▼
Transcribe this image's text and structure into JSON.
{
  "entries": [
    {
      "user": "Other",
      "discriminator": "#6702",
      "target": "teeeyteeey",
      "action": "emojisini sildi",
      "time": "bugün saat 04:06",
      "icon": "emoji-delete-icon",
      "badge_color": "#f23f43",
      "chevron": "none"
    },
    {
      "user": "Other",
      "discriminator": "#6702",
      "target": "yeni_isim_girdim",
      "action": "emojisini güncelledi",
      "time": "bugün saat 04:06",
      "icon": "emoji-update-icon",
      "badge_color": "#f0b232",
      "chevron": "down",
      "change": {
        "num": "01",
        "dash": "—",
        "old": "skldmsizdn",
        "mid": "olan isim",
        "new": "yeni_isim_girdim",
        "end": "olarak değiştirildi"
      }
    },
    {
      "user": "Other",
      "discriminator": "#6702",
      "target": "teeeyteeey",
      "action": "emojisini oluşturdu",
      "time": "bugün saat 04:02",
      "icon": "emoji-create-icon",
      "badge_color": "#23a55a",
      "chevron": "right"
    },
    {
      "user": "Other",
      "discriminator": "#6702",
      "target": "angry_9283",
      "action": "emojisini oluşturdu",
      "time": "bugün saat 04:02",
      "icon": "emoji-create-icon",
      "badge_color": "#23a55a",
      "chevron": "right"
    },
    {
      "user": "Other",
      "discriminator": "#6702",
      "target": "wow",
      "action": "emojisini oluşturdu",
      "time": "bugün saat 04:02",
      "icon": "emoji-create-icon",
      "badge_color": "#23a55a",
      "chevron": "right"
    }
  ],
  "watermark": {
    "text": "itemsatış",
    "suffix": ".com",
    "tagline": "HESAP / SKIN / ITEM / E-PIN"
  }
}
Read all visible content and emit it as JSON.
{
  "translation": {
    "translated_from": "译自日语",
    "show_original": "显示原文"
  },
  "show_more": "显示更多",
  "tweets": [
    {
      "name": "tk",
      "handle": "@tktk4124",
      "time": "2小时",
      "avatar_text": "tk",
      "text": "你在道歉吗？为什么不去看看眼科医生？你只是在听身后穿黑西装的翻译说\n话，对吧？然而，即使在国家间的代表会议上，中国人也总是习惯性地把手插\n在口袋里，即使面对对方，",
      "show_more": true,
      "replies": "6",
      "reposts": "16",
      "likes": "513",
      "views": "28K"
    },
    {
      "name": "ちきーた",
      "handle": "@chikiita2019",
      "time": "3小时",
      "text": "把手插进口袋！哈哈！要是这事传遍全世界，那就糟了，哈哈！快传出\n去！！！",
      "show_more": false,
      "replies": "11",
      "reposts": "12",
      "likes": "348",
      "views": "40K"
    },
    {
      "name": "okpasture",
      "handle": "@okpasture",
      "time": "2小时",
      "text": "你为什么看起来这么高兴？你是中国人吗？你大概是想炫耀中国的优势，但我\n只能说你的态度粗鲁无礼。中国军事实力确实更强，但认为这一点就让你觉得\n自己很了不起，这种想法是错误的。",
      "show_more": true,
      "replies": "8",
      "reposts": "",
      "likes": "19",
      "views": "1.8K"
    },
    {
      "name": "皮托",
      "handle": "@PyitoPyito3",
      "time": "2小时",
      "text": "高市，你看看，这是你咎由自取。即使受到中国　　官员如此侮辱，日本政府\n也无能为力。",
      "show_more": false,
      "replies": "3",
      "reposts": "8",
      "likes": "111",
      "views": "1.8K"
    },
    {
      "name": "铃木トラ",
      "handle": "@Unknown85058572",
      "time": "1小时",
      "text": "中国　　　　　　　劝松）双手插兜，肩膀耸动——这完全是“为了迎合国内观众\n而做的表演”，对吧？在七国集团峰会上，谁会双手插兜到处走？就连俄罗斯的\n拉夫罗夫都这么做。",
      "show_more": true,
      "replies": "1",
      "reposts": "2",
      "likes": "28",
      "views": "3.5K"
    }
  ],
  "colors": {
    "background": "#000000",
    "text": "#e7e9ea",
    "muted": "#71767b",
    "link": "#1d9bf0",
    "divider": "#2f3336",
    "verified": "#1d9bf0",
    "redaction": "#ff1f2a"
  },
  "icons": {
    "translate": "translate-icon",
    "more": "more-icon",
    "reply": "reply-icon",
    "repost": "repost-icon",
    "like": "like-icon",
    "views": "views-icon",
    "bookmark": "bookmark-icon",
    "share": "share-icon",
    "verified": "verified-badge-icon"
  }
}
▲
REQUEST: Retype the listing exactly, in full.

SOLUTION TO THIS TASK:
Transcribe this image's text and structure into JSON.
{
  "entries": [
    {
      "user": "Other",
      "discriminator": "#6702",
      "target": "teeeyteeey",
      "action": "emojisini sildi",
      "time": "bugün saat 04:06",
      "icon": "emoji-delete-icon",
      "badge_color": "#f23f43",
      "chevron": "none"
    },
    {
      "user": "Other",
      "discriminator": "#6702",
      "target": "yeni_isim_girdim",
      "action": "emojisini güncelledi",
      "time": "bugün saat 04:06",
      "icon": "emoji-update-icon",
      "badge_color": "#f0b232",
      "chevron": "down",
      "change": {
        "num": "01",
        "dash": "—",
        "old": "skldmsizdn",
        "mid": "olan isim",
        "new": "yeni_isim_girdim",
        "end": "olarak değiştirildi"
      }
    },
    {
      "user": "Other",
      "discriminator": "#6702",
      "target": "teeeyteeey",
      "action": "emojisini oluşturdu",
      "time": "bugün saat 04:02",
      "icon": "emoji-create-icon",
      "badge_color": "#23a55a",
      "chevron": "right"
    },
    {
      "user": "Other",
      "discriminator": "#6702",
      "target": "angry_9283",
      "action": "emojisini oluşturdu",
      "time": "bugün saat 04:02",
      "icon": "emoji-create-icon",
      "badge_color": "#23a55a",
      "chevron": "right"
    },
    {
      "user": "Other",
      "discriminator": "#6702",
      "target": "wow",
      "action": "emojisini oluşturdu",
      "time": "bugün saat 04:02",
      "icon": "emoji-create-icon",
      "badge_color": "#23a55a",
      "chevron": "right"
    }
  ],
  "watermark": {
    "text": "itemsatış",
    "suffix": ".com",
    "tagline": "HESAP / SKIN / ITEM / E-PIN"
  }
}
Read all visible content and emit it as JSON.
{
  "translation": {
    "translated_from": "译自日语",
    "show_original": "显示原文"
  },
  "show_more": "显示更多",
  "tweets": [
    {
      "name": "tk",
      "handle": "@tktk4124",
      "time": "2小时",
      "avatar_text": "tk",
      "text": "你在道歉吗？为什么不去看看眼科医生？你只是在听身后穿黑西装的翻译说\n话，对吧？然而，即使在国家间的代表会议上，中国人也总是习惯性地把手插\n在口袋里，即使面对对方，",
      "show_more": true,
      "replies": "6",
      "reposts": "16",
      "likes": "513",
      "views": "28K"
    },
    {
      "name": "ちきーた",
      "handle": "@chikiita2019",
      "time": "3小时",
      "text": "把手插进口袋！哈哈！要是这事传遍全世界，那就糟了，哈哈！快传出\n去！！！",
      "show_more": false,
      "replies": "11",
      "reposts": "12",
      "likes": "348",
      "views": "40K"
    },
    {
      "name": "okpasture",
      "handle": "@okpasture",
      "time": "2小时",
      "text": "你为什么看起来这么高兴？你是中国人吗？你大概是想炫耀中国的优势，但我\n只能说你的态度粗鲁无礼。中国军事实力确实更强，但认为这一点就让你觉得\n自己很了不起，这种想法是错误的。",
      "show_more": true,
      "replies": "8",
      "reposts": "",
      "likes": "19",
      "views": "1.8K"
    },
    {
      "name": "皮托",
      "handle": "@PyitoPyito3",
      "time": "2小时",
      "text": "高市，你看看，这是你咎由自取。即使受到中国　　官员如此侮辱，日本政府\n也无能为力。",
      "show_more": false,
      "replies": "3",
      "reposts": "8",
      "likes": "111",
      "views": "1.8K"
    },
    {
      "name": "铃木トラ",
      "handle": "@Unknown85058572",
      "time": "1小时",
      "text": "中国　　　　　　　劝松）双手插兜，肩膀耸动——这完全是“为了迎合国内观众\n而做的表演”，对吧？在七国集团峰会上，谁会双手插兜到处走？就连俄罗斯的\n拉夫罗夫都这么做。",
      "show_more": true,
      "replies": "1",
      "reposts": "2",
      "likes": "28",
      "views": "3.5K"
    }
  ],
  "colors": {
    "background": "#000000",
    "text": "#e7e9ea",
    "muted": "#71767b",
    "link": "#1d9bf0",
    "divider": "#2f3336",
    "verified": "#1d9bf0",
    "redaction": "#ff1f2a"
  },
  "icons": {
    "translate": "translate-icon",
    "more": "more-icon",
    "reply": "reply-icon",
    "repost": "repost-icon",
    "like": "like-icon",
    "views": "views-icon",
    "bookmark": "bookmark-icon",
    "share": "share-icon",
    "verified": "verified-badge-icon"
  }
}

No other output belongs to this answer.